**Data lines:**
>>>>

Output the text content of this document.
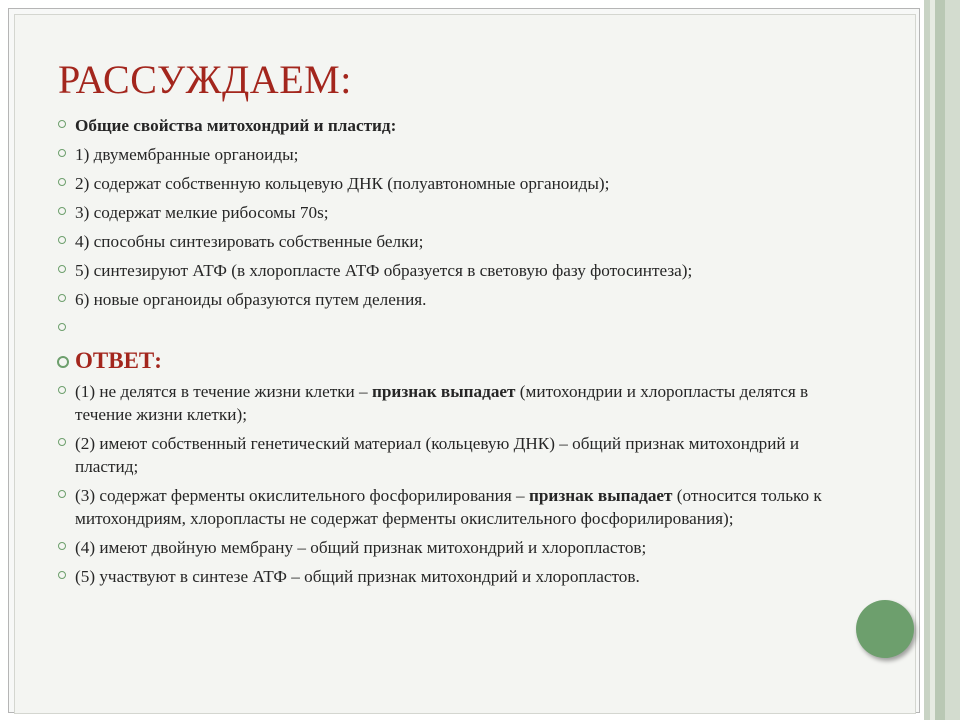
РАССУЖДАЕМ:
Общие свойства митохондрий и пластид:
1) двумембранные органоиды;
2) содержат собственную кольцевую ДНК (полуавтономные органоиды);
3) содержат мелкие рибосомы 70s;
4) способны синтезировать собственные белки;
5) синтезируют АТФ (в хлоропласте АТФ образуется в световую фазу фотосинтеза);
6) новые органоиды образуются путем деления.
ОТВЕТ:
(1) не делятся в течение жизни клетки – признак выпадает (митохондрии и хлоропласты делятся в течение жизни клетки);
(2) имеют собственный генетический материал (кольцевую ДНК) – общий признак митохондрий и пластид;
(3) содержат ферменты окислительного фосфорилирования – признак выпадает (относится только к митохондриям, хлоропласты не содержат ферменты окислительного фосфорилирования);
(4) имеют двойную мембрану – общий признак митохондрий и хлоропластов;
(5) участвуют в синтезе АТФ – общий признак митохондрий и хлоропластов.
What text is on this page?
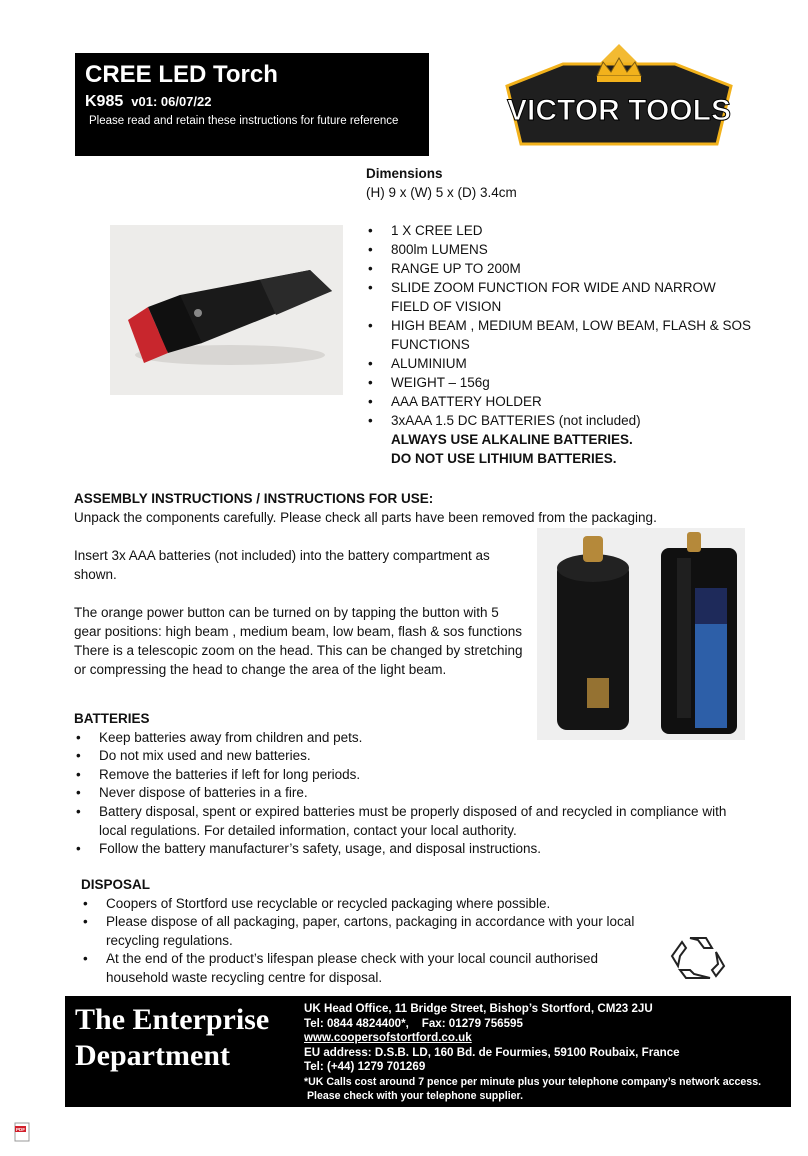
CREE LED Torch
K985 v01: 06/07/22
Please read and retain these instructions for future reference	VICTOR TOOLS
Dimensions
(H) 9 x (W) 5 x (D) 3.4cm
• 1 X CREE LED
• 800lm LUMENS
• RANGE UP TO 200M
• SLIDE ZOOM FUNCTION FOR WIDE AND NARROW FIELD OF VISION
• HIGH BEAM , MEDIUM BEAM, LOW BEAM, FLASH & SOS FUNCTIONS
• ALUMINIUM
• WEIGHT – 156g
• AAA BATTERY HOLDER
• 3xAAA 1.5 DC BATTERIES (not included)
ALWAYS USE ALKALINE BATTERIES.
DO NOT USE LITHIUM BATTERIES.

ASSEMBLY INSTRUCTIONS / INSTRUCTIONS FOR USE:

Unpack the components carefully. Please check all parts have been removed from the packaging.

Insert 3x AAA batteries (not included) into the battery compartment as shown.

The orange power button can be turned on by tapping the button with 5 gear positions: high beam , medium beam, low beam, flash & sos functions

There is a telescopic zoom on the head. This can be changed by stretching or compressing the head to change the area of the light beam.

BATTERIES
• Keep batteries away from children and pets.
• Do not mix used and new batteries.
• Remove the batteries if left for long periods.
• Never dispose of batteries in a fire.
• Battery disposal, spent or expired batteries must be properly disposed of and recycled in compliance with local regulations. For detailed information, contact your local authority.
• Follow the battery manufacturer’s safety, usage, and disposal instructions.
DISPOSAL
• Coopers of Stortford use recyclable or recycled packaging where possible.
• Please dispose of all packaging, paper, cartons, packaging in accordance with your local recycling regulations.
• At the end of the product’s lifespan please check with your local council authorised household waste recycling centre for disposal.
The Enterprise
Department
UK Head Office, 11 Bridge Street, Bishop’s Stortford, CM23 2JU
Tel: 0844 4824400*,    Fax: 01279 756595
www.coopersofstortford.co.uk
EU address: D.S.B. LD, 160 Bd. de Fourmies, 59100 Roubaix, France
Tel: (+44) 1279 701269
*UK Calls cost around 7 pence per minute plus your telephone company’s network access.
Please check with your telephone supplier.
PDF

<<<<

**What the task asks:**
Write out all the records again, exactly, minus any pictures.

**Answer for the task:**
Output the text content of this document.
РАССУЖДАЕМ:
Общие свойства митохондрий и пластид:
1) двумембранные органоиды;
2) содержат собственную кольцевую ДНК (полуавтономные органоиды);
3) содержат мелкие рибосомы 70s;
4) способны синтезировать собственные белки;
5) синтезируют АТФ (в хлоропласте АТФ образуется в световую фазу фотосинтеза);
6) новые органоиды образуются путем деления.
ОТВЕТ:
(1) не делятся в течение жизни клетки – признак выпадает (митохондрии и хлоропласты делятся в течение жизни клетки);
(2) имеют собственный генетический материал (кольцевую ДНК) – общий признак митохондрий и пластид;
(3) содержат ферменты окислительного фосфорилирования – признак выпадает (относится только к митохондриям, хлоропласты не содержат ферменты окислительного фосфорилирования);
(4) имеют двойную мембрану – общий признак митохондрий и хлоропластов;
(5) участвуют в синтезе АТФ – общий признак митохондрий и хлоропластов.
What text is on this page?
CREE LED Torch
K985 v01: 06/07/22
Please read and retain these instructions for future reference	VICTOR TOOLS
Dimensions
(H) 9 x (W) 5 x (D) 3.4cm
• 1 X CREE LED
• 800lm LUMENS
• RANGE UP TO 200M
• SLIDE ZOOM FUNCTION FOR WIDE AND NARROW FIELD OF VISION
• HIGH BEAM , MEDIUM BEAM, LOW BEAM, FLASH & SOS FUNCTIONS
• ALUMINIUM
• WEIGHT – 156g
• AAA BATTERY HOLDER
• 3xAAA 1.5 DC BATTERIES (not included)
ALWAYS USE ALKALINE BATTERIES.
DO NOT USE LITHIUM BATTERIES.

ASSEMBLY INSTRUCTIONS / INSTRUCTIONS FOR USE:

Unpack the components carefully. Please check all parts have been removed from the packaging.

Insert 3x AAA batteries (not included) into the battery compartment as shown.

The orange power button can be turned on by tapping the button with 5 gear positions: high beam , medium beam, low beam, flash & sos functions

There is a telescopic zoom on the head. This can be changed by stretching or compressing the head to change the area of the light beam.

BATTERIES
• Keep batteries away from children and pets.
• Do not mix used and new batteries.
• Remove the batteries if left for long periods.
• Never dispose of batteries in a fire.
• Battery disposal, spent or expired batteries must be properly disposed of and recycled in compliance with local regulations. For detailed information, contact your local authority.
• Follow the battery manufacturer’s safety, usage, and disposal instructions.
DISPOSAL
• Coopers of Stortford use recyclable or recycled packaging where possible.
• Please dispose of all packaging, paper, cartons, packaging in accordance with your local recycling regulations.
• At the end of the product’s lifespan please check with your local council authorised household waste recycling centre for disposal.
The Enterprise
Department
UK Head Office, 11 Bridge Street, Bishop’s Stortford, CM23 2JU
Tel: 0844 4824400*,    Fax: 01279 756595
www.coopersofstortford.co.uk
EU address: D.S.B. LD, 160 Bd. de Fourmies, 59100 Roubaix, France
Tel: (+44) 1279 701269
*UK Calls cost around 7 pence per minute plus your telephone company’s network access.
Please check with your telephone supplier.
PDF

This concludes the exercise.